# Start of Provided records

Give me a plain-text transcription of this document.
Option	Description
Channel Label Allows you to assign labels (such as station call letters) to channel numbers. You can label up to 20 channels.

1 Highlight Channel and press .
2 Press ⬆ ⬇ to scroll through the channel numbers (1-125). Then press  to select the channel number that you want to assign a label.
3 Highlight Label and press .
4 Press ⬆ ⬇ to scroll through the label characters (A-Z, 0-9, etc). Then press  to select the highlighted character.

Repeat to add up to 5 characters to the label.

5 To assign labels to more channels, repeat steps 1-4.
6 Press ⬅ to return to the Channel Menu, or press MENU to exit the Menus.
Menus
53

# End of Provided records

Aim. What is the number of lines in this material that hold the string "Menus"? Answer with that number only.

Output. 2